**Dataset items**
★ ★ ★ ★ ★ ★ ★
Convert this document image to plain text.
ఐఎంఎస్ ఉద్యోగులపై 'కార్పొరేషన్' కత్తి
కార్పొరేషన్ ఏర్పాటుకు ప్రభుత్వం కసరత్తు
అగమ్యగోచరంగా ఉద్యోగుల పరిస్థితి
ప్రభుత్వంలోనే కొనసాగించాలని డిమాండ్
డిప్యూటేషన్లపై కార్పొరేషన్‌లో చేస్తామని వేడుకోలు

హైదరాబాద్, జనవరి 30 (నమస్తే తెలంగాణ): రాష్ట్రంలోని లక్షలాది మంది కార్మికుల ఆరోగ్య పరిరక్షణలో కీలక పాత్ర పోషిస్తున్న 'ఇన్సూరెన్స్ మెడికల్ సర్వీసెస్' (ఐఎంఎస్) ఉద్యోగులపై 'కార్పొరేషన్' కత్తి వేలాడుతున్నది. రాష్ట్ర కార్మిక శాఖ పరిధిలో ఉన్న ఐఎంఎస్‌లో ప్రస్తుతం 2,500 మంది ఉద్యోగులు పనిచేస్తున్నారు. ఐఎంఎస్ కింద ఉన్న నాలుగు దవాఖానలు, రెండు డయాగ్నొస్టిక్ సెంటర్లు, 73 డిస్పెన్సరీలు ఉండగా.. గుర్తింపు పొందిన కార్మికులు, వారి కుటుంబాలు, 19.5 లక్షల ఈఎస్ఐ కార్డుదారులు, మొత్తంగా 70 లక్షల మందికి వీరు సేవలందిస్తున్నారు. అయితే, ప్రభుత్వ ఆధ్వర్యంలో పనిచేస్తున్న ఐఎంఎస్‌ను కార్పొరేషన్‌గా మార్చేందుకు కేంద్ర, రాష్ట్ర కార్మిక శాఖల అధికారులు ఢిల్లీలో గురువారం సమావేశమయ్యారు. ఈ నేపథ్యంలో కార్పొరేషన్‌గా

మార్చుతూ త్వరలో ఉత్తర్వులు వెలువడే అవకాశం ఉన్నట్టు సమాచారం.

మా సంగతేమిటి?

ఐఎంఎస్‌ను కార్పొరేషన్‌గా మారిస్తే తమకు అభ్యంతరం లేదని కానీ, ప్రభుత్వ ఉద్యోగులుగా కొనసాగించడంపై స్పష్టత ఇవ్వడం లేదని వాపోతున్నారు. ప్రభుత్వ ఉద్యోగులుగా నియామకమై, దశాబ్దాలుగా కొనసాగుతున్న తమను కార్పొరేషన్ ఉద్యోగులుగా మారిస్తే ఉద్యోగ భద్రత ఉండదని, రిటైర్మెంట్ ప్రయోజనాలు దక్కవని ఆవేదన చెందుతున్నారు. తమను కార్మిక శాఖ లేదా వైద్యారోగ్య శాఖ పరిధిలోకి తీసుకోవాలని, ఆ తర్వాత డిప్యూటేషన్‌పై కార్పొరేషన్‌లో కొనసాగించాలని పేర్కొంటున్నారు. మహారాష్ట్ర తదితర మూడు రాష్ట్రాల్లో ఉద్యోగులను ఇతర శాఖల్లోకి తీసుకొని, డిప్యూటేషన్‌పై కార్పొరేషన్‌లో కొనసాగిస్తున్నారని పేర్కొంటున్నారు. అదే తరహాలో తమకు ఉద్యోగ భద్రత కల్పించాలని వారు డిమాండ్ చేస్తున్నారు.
★ ★ ★ ★ ★ ★ ★
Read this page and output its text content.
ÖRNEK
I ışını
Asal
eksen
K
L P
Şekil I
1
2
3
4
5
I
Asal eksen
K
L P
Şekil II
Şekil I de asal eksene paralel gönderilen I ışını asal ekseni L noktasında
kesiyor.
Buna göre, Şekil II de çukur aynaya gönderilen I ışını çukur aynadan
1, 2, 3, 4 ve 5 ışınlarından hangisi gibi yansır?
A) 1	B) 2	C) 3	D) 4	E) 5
★ ★ ★ ★ ★ ★ ★
**What is being asked**
List all lines above in which the string "text" appears.

**Exercise solution**
Convert this document image to plain text.
Read this page and output its text content.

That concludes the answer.